**What is required:** Copy each line exactly. Drop every picture.

**Stored rows:**
>>

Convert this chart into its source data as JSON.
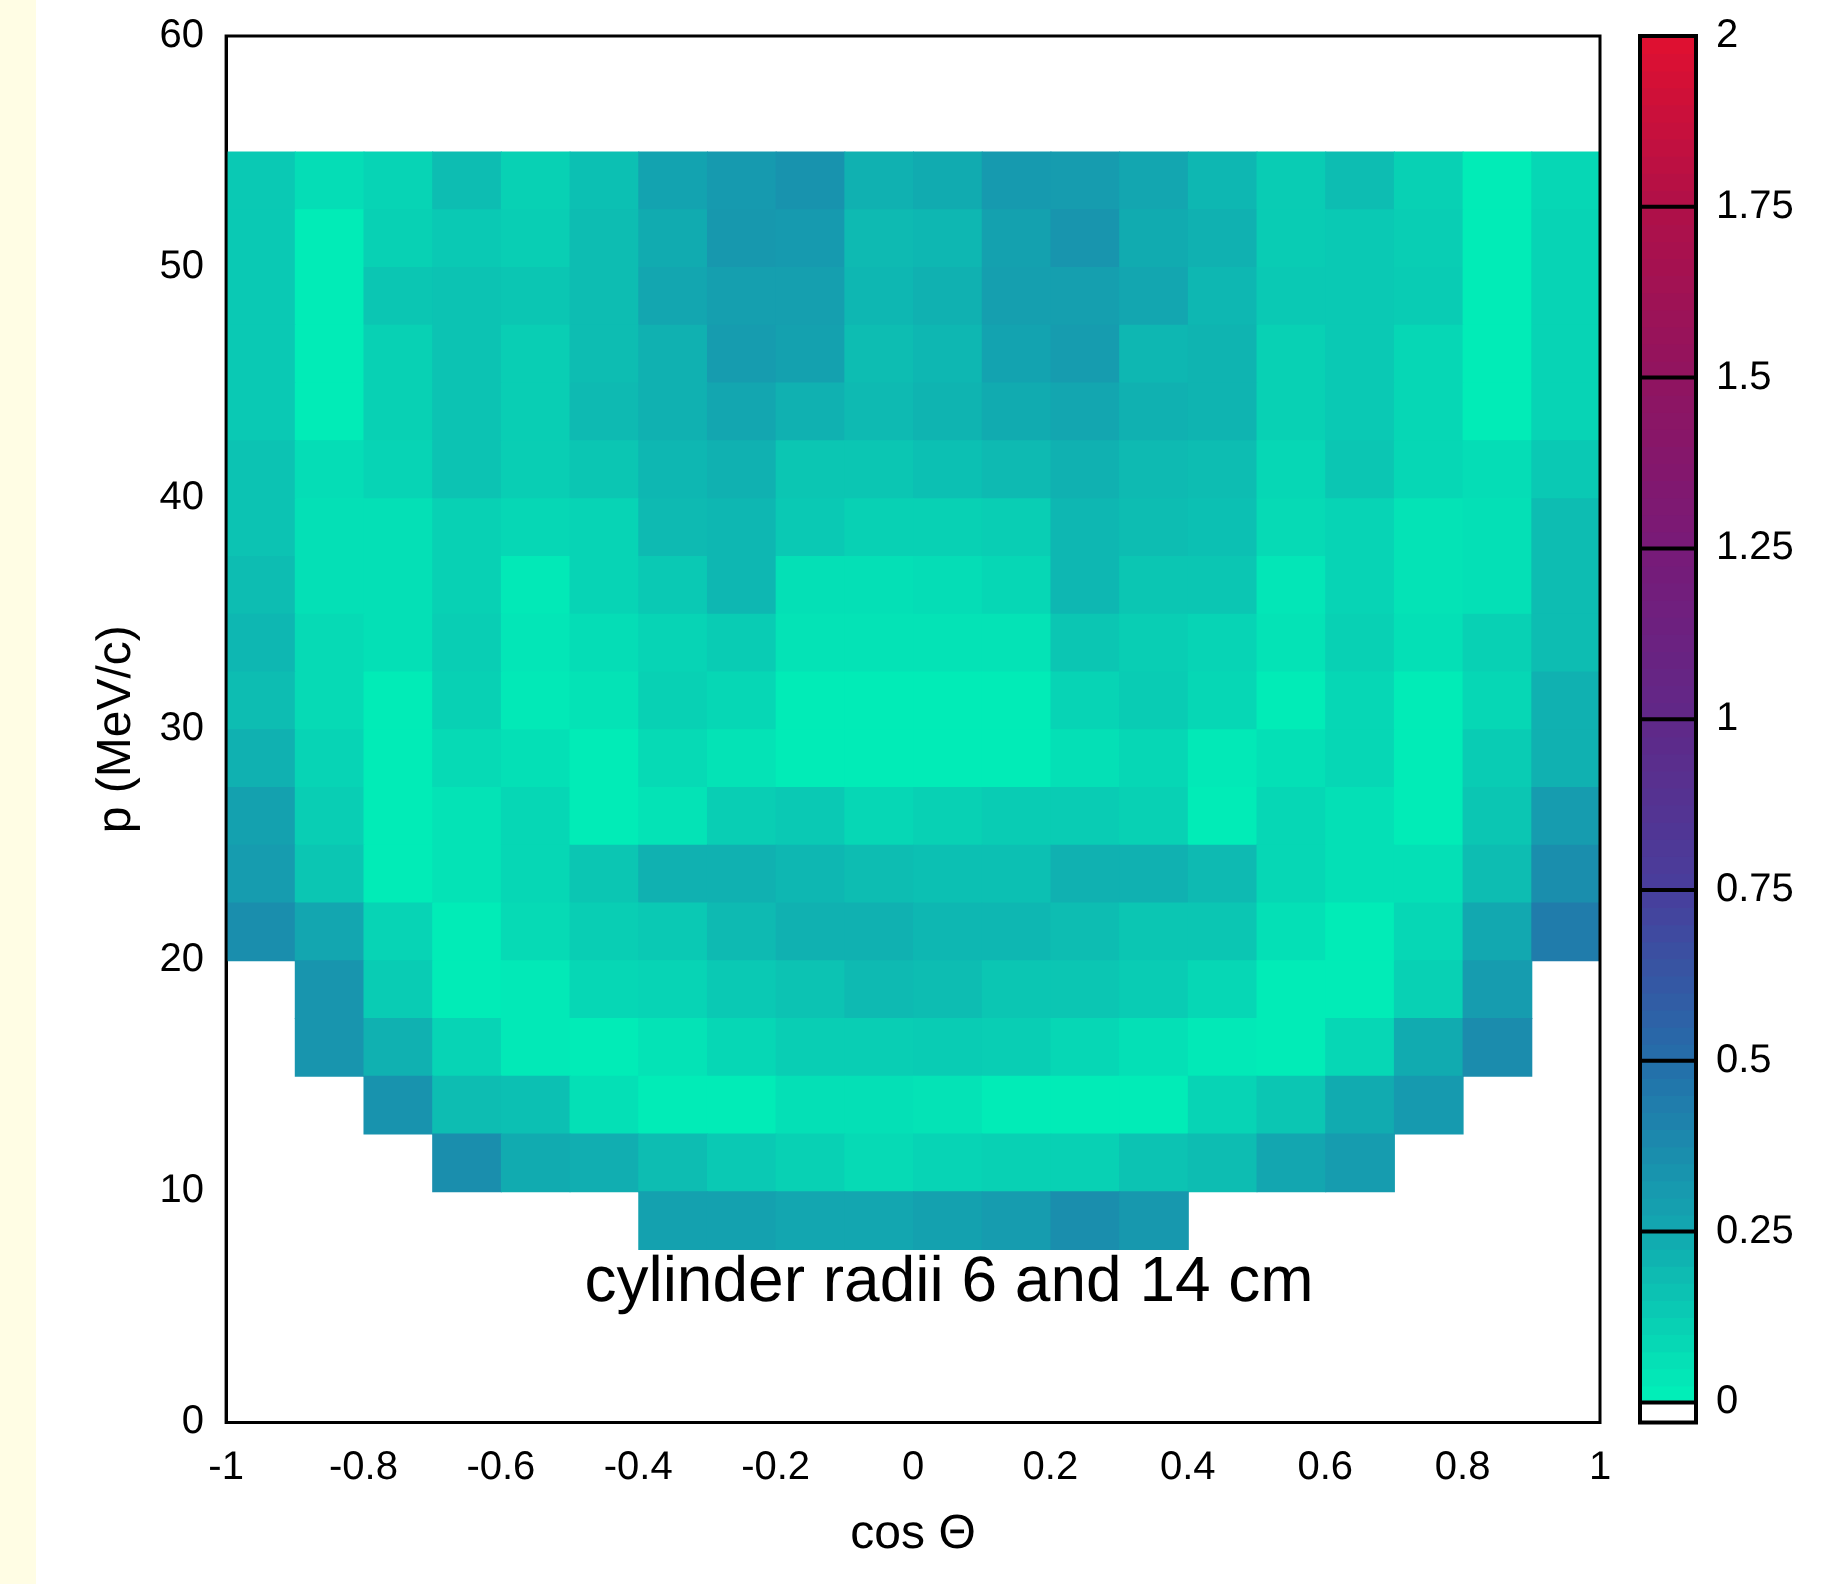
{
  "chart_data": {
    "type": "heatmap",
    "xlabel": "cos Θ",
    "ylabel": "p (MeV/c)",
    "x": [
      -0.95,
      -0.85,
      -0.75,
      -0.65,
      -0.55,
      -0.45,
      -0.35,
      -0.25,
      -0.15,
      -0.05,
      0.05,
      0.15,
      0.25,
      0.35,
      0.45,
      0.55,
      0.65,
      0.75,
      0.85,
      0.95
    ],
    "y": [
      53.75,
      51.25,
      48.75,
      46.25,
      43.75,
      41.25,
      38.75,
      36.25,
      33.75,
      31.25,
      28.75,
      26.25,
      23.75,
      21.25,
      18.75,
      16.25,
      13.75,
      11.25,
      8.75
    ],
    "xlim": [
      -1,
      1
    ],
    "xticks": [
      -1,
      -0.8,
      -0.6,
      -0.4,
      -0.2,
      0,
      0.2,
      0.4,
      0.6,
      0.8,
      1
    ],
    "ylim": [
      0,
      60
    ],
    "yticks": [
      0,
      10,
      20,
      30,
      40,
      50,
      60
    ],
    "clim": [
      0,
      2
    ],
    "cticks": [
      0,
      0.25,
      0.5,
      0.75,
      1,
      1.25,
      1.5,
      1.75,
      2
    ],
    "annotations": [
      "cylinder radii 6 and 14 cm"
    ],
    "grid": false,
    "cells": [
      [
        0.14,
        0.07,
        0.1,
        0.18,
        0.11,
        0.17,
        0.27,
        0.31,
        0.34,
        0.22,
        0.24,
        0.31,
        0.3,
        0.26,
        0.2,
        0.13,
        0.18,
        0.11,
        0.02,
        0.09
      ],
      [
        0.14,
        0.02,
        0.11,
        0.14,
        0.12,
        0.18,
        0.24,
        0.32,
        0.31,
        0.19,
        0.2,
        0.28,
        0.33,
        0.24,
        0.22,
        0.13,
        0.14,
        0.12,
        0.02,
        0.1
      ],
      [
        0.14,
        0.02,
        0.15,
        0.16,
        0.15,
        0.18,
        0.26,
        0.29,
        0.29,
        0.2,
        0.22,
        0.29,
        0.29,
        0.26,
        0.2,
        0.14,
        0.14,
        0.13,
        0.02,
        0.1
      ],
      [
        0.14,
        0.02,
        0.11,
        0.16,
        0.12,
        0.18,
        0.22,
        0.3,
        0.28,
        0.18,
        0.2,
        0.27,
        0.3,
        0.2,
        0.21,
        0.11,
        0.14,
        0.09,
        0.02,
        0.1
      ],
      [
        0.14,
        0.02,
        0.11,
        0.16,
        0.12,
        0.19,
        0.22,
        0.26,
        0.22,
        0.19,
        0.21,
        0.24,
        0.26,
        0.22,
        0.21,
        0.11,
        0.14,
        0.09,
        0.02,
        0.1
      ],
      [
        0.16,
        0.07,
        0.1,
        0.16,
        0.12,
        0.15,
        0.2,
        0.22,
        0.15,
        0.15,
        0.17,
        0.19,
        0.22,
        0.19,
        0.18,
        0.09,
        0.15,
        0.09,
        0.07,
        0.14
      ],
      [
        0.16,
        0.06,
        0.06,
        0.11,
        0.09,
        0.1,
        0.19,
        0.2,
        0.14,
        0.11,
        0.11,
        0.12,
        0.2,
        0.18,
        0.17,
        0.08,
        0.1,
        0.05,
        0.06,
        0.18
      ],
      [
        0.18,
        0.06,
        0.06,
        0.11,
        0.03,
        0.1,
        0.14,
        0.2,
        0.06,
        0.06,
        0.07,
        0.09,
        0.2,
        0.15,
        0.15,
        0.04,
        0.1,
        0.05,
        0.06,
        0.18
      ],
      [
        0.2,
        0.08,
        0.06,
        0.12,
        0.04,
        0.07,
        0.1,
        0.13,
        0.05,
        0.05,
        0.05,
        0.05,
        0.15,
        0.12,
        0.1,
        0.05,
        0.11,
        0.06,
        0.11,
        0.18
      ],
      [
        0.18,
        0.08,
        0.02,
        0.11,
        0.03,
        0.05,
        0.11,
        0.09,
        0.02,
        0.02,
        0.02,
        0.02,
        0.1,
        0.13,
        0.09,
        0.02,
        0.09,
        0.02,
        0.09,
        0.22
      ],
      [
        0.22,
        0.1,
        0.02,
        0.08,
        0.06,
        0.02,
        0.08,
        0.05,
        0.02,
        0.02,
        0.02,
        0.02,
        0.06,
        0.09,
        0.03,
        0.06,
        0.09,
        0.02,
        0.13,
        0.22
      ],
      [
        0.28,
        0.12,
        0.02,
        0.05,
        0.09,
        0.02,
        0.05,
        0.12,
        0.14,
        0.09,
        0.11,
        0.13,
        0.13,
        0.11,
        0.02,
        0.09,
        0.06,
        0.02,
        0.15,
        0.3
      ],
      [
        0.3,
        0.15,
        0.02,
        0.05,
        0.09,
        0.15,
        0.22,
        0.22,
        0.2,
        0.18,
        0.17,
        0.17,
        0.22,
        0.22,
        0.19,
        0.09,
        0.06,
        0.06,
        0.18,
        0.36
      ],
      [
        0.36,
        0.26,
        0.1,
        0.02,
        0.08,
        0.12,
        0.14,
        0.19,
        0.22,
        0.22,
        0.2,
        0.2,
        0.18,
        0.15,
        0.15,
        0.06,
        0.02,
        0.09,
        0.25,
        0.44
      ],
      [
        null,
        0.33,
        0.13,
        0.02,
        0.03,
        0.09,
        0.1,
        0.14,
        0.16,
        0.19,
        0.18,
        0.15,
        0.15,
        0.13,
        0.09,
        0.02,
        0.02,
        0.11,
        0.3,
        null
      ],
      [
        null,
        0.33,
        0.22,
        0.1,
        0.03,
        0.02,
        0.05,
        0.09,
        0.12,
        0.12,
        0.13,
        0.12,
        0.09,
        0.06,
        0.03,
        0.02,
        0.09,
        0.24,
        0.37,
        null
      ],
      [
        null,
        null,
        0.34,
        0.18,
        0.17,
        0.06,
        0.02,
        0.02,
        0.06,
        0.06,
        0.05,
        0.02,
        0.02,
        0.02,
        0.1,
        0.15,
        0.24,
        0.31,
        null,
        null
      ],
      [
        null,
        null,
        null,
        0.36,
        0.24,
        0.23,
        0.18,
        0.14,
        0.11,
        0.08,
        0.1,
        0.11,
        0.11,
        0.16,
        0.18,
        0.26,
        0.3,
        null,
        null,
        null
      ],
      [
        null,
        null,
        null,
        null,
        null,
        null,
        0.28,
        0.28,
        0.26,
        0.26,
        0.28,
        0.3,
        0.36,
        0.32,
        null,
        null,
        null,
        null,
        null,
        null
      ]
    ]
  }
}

<<

**Result:**
Convert this chart into its source data as JSON.
{
  "chart_data": {
    "type": "heatmap",
    "xlabel": "cos Θ",
    "ylabel": "p (MeV/c)",
    "x": [
      -0.95,
      -0.85,
      -0.75,
      -0.65,
      -0.55,
      -0.45,
      -0.35,
      -0.25,
      -0.15,
      -0.05,
      0.05,
      0.15,
      0.25,
      0.35,
      0.45,
      0.55,
      0.65,
      0.75,
      0.85,
      0.95
    ],
    "y": [
      53.75,
      51.25,
      48.75,
      46.25,
      43.75,
      41.25,
      38.75,
      36.25,
      33.75,
      31.25,
      28.75,
      26.25,
      23.75,
      21.25,
      18.75,
      16.25,
      13.75,
      11.25,
      8.75
    ],
    "xlim": [
      -1,
      1
    ],
    "xticks": [
      -1,
      -0.8,
      -0.6,
      -0.4,
      -0.2,
      0,
      0.2,
      0.4,
      0.6,
      0.8,
      1
    ],
    "ylim": [
      0,
      60
    ],
    "yticks": [
      0,
      10,
      20,
      30,
      40,
      50,
      60
    ],
    "clim": [
      0,
      2
    ],
    "cticks": [
      0,
      0.25,
      0.5,
      0.75,
      1,
      1.25,
      1.5,
      1.75,
      2
    ],
    "annotations": [
      "cylinder radii 6 and 14 cm"
    ],
    "grid": false,
    "cells": [
      [
        0.14,
        0.07,
        0.1,
        0.18,
        0.11,
        0.17,
        0.27,
        0.31,
        0.34,
        0.22,
        0.24,
        0.31,
        0.3,
        0.26,
        0.2,
        0.13,
        0.18,
        0.11,
        0.02,
        0.09
      ],
      [
        0.14,
        0.02,
        0.11,
        0.14,
        0.12,
        0.18,
        0.24,
        0.32,
        0.31,
        0.19,
        0.2,
        0.28,
        0.33,
        0.24,
        0.22,
        0.13,
        0.14,
        0.12,
        0.02,
        0.1
      ],
      [
        0.14,
        0.02,
        0.15,
        0.16,
        0.15,
        0.18,
        0.26,
        0.29,
        0.29,
        0.2,
        0.22,
        0.29,
        0.29,
        0.26,
        0.2,
        0.14,
        0.14,
        0.13,
        0.02,
        0.1
      ],
      [
        0.14,
        0.02,
        0.11,
        0.16,
        0.12,
        0.18,
        0.22,
        0.3,
        0.28,
        0.18,
        0.2,
        0.27,
        0.3,
        0.2,
        0.21,
        0.11,
        0.14,
        0.09,
        0.02,
        0.1
      ],
      [
        0.14,
        0.02,
        0.11,
        0.16,
        0.12,
        0.19,
        0.22,
        0.26,
        0.22,
        0.19,
        0.21,
        0.24,
        0.26,
        0.22,
        0.21,
        0.11,
        0.14,
        0.09,
        0.02,
        0.1
      ],
      [
        0.16,
        0.07,
        0.1,
        0.16,
        0.12,
        0.15,
        0.2,
        0.22,
        0.15,
        0.15,
        0.17,
        0.19,
        0.22,
        0.19,
        0.18,
        0.09,
        0.15,
        0.09,
        0.07,
        0.14
      ],
      [
        0.16,
        0.06,
        0.06,
        0.11,
        0.09,
        0.1,
        0.19,
        0.2,
        0.14,
        0.11,
        0.11,
        0.12,
        0.2,
        0.18,
        0.17,
        0.08,
        0.1,
        0.05,
        0.06,
        0.18
      ],
      [
        0.18,
        0.06,
        0.06,
        0.11,
        0.03,
        0.1,
        0.14,
        0.2,
        0.06,
        0.06,
        0.07,
        0.09,
        0.2,
        0.15,
        0.15,
        0.04,
        0.1,
        0.05,
        0.06,
        0.18
      ],
      [
        0.2,
        0.08,
        0.06,
        0.12,
        0.04,
        0.07,
        0.1,
        0.13,
        0.05,
        0.05,
        0.05,
        0.05,
        0.15,
        0.12,
        0.1,
        0.05,
        0.11,
        0.06,
        0.11,
        0.18
      ],
      [
        0.18,
        0.08,
        0.02,
        0.11,
        0.03,
        0.05,
        0.11,
        0.09,
        0.02,
        0.02,
        0.02,
        0.02,
        0.1,
        0.13,
        0.09,
        0.02,
        0.09,
        0.02,
        0.09,
        0.22
      ],
      [
        0.22,
        0.1,
        0.02,
        0.08,
        0.06,
        0.02,
        0.08,
        0.05,
        0.02,
        0.02,
        0.02,
        0.02,
        0.06,
        0.09,
        0.03,
        0.06,
        0.09,
        0.02,
        0.13,
        0.22
      ],
      [
        0.28,
        0.12,
        0.02,
        0.05,
        0.09,
        0.02,
        0.05,
        0.12,
        0.14,
        0.09,
        0.11,
        0.13,
        0.13,
        0.11,
        0.02,
        0.09,
        0.06,
        0.02,
        0.15,
        0.3
      ],
      [
        0.3,
        0.15,
        0.02,
        0.05,
        0.09,
        0.15,
        0.22,
        0.22,
        0.2,
        0.18,
        0.17,
        0.17,
        0.22,
        0.22,
        0.19,
        0.09,
        0.06,
        0.06,
        0.18,
        0.36
      ],
      [
        0.36,
        0.26,
        0.1,
        0.02,
        0.08,
        0.12,
        0.14,
        0.19,
        0.22,
        0.22,
        0.2,
        0.2,
        0.18,
        0.15,
        0.15,
        0.06,
        0.02,
        0.09,
        0.25,
        0.44
      ],
      [
        null,
        0.33,
        0.13,
        0.02,
        0.03,
        0.09,
        0.1,
        0.14,
        0.16,
        0.19,
        0.18,
        0.15,
        0.15,
        0.13,
        0.09,
        0.02,
        0.02,
        0.11,
        0.3,
        null
      ],
      [
        null,
        0.33,
        0.22,
        0.1,
        0.03,
        0.02,
        0.05,
        0.09,
        0.12,
        0.12,
        0.13,
        0.12,
        0.09,
        0.06,
        0.03,
        0.02,
        0.09,
        0.24,
        0.37,
        null
      ],
      [
        null,
        null,
        0.34,
        0.18,
        0.17,
        0.06,
        0.02,
        0.02,
        0.06,
        0.06,
        0.05,
        0.02,
        0.02,
        0.02,
        0.1,
        0.15,
        0.24,
        0.31,
        null,
        null
      ],
      [
        null,
        null,
        null,
        0.36,
        0.24,
        0.23,
        0.18,
        0.14,
        0.11,
        0.08,
        0.1,
        0.11,
        0.11,
        0.16,
        0.18,
        0.26,
        0.3,
        null,
        null,
        null
      ],
      [
        null,
        null,
        null,
        null,
        null,
        null,
        0.28,
        0.28,
        0.26,
        0.26,
        0.28,
        0.3,
        0.36,
        0.32,
        null,
        null,
        null,
        null,
        null,
        null
      ]
    ]
  }
}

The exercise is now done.